◆ Aim: Determine how many lines hold "image" and give only that number.

◆ Task inputs:
* START *

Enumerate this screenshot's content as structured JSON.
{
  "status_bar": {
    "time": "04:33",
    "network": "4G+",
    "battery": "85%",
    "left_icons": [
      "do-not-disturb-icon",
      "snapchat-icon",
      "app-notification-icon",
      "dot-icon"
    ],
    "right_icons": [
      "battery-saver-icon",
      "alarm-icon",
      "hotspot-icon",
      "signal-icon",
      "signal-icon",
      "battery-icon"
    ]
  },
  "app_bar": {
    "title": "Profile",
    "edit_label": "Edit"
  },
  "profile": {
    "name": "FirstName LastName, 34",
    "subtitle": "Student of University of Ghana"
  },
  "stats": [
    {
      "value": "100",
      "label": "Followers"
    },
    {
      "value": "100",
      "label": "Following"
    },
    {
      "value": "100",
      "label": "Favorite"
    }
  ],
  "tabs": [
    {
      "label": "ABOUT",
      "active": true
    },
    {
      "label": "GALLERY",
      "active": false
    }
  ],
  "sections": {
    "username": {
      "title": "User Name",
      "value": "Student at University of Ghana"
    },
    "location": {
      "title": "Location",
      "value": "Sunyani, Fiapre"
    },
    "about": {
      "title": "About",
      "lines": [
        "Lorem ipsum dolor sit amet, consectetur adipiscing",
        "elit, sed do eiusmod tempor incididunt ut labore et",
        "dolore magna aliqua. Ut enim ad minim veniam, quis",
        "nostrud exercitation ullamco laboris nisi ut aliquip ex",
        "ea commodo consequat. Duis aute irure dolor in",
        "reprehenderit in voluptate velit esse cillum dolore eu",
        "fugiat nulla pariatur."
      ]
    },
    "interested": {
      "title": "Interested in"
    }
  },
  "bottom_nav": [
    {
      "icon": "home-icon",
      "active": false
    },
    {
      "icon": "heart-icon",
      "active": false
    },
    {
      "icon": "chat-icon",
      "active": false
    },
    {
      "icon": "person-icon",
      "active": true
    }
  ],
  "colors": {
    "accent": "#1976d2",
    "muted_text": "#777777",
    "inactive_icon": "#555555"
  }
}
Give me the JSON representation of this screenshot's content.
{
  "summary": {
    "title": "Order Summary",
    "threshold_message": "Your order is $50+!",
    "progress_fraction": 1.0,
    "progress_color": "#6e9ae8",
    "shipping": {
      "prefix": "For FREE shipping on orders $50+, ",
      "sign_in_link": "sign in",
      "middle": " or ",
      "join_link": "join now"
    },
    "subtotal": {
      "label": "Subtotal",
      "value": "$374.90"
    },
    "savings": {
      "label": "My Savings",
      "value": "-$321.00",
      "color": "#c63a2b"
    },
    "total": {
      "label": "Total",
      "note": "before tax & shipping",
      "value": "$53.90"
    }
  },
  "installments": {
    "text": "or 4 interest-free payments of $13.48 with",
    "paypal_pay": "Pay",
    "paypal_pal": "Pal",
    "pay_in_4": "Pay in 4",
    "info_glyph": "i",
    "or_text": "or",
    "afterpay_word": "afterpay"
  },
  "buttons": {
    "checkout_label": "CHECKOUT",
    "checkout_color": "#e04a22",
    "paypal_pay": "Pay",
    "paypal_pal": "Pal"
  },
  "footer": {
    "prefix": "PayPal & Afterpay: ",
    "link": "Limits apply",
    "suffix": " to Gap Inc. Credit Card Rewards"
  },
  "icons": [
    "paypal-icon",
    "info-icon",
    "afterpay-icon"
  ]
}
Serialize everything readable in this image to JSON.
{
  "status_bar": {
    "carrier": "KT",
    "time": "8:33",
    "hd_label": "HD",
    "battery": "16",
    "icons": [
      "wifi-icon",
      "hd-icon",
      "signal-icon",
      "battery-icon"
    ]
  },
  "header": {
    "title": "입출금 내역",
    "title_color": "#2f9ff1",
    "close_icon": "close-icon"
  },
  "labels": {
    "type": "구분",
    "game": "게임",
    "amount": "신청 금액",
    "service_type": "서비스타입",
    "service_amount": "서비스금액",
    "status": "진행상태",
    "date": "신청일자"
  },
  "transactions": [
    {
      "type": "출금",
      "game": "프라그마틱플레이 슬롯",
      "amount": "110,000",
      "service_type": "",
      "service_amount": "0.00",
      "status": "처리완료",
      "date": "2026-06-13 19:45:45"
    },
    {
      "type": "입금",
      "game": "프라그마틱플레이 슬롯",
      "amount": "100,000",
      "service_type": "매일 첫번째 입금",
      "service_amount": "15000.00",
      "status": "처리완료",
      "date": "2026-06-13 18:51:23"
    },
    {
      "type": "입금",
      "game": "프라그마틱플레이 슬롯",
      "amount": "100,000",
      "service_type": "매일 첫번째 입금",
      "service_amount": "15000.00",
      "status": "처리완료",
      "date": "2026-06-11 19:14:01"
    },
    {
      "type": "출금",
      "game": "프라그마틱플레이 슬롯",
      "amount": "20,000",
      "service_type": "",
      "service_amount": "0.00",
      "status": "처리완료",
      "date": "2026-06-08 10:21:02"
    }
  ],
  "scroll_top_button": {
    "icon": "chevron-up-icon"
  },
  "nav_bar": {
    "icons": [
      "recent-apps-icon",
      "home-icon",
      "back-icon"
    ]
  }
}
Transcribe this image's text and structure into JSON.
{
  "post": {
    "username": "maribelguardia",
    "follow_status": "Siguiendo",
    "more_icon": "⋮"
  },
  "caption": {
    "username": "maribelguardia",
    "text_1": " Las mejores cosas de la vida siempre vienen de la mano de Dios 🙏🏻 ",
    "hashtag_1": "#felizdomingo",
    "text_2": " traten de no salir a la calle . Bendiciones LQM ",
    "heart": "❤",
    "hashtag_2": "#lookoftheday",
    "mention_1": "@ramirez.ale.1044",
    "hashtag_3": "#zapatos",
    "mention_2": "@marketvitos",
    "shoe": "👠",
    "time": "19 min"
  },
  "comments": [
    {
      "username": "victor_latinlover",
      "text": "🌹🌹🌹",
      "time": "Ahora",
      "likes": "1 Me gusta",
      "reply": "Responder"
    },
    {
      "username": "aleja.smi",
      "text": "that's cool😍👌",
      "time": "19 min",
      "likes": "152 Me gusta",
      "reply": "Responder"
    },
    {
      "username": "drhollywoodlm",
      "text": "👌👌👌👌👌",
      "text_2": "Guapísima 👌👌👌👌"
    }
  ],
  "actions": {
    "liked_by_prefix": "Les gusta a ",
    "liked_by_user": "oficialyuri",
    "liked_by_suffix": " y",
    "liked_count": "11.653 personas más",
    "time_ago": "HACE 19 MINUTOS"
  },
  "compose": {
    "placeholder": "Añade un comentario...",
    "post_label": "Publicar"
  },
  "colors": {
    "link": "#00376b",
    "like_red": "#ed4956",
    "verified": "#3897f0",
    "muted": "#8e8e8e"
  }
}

* END *

◆ Result for this task: 2